#### Stated goal
Show all lines from the listing below that contain "normal".

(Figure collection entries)
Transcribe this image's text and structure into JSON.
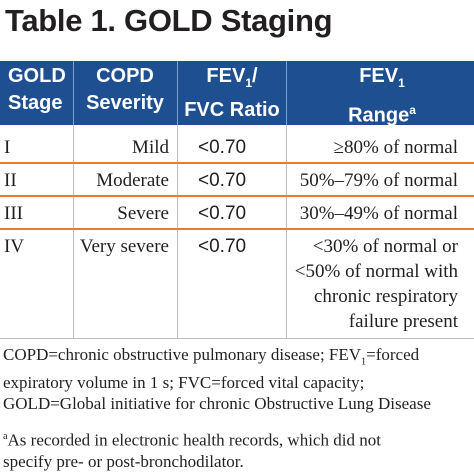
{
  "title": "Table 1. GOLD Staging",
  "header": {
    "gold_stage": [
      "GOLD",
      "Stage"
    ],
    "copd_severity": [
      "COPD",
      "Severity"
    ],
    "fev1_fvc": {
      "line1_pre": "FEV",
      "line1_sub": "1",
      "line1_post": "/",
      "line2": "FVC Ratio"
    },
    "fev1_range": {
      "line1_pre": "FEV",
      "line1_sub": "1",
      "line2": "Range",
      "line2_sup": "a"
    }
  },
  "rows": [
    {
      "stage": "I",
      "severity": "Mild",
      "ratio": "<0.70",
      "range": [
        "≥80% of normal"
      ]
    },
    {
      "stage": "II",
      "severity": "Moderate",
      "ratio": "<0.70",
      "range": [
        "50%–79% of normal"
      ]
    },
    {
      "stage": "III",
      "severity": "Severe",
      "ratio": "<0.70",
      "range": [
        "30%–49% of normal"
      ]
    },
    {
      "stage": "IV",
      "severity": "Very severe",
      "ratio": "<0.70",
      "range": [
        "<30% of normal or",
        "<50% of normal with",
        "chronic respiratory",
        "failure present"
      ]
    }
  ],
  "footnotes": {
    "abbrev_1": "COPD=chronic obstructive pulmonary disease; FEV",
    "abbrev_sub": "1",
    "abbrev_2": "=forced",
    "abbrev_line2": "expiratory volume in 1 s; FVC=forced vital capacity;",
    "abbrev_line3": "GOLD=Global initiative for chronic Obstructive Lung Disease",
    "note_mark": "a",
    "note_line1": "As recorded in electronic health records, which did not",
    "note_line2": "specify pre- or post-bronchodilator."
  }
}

* * *

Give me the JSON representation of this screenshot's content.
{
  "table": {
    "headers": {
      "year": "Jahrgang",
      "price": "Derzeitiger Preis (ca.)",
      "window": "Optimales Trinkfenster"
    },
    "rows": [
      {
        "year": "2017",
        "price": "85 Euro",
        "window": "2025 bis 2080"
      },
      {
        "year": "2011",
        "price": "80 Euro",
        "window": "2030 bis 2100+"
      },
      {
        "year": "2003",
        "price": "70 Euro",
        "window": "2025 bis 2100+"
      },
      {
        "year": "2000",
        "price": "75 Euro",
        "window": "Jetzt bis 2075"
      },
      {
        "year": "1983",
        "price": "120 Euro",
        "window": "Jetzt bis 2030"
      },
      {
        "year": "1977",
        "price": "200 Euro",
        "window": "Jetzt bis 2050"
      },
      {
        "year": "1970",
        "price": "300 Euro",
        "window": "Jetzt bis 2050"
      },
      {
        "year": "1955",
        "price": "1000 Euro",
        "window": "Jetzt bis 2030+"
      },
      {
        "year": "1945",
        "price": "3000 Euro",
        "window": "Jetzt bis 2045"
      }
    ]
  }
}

#### Task answer
        "≥80% of normal"
        "50%–79% of normal"
        "30%–49% of normal"
        "<30% of normal or",
        "<50% of normal with",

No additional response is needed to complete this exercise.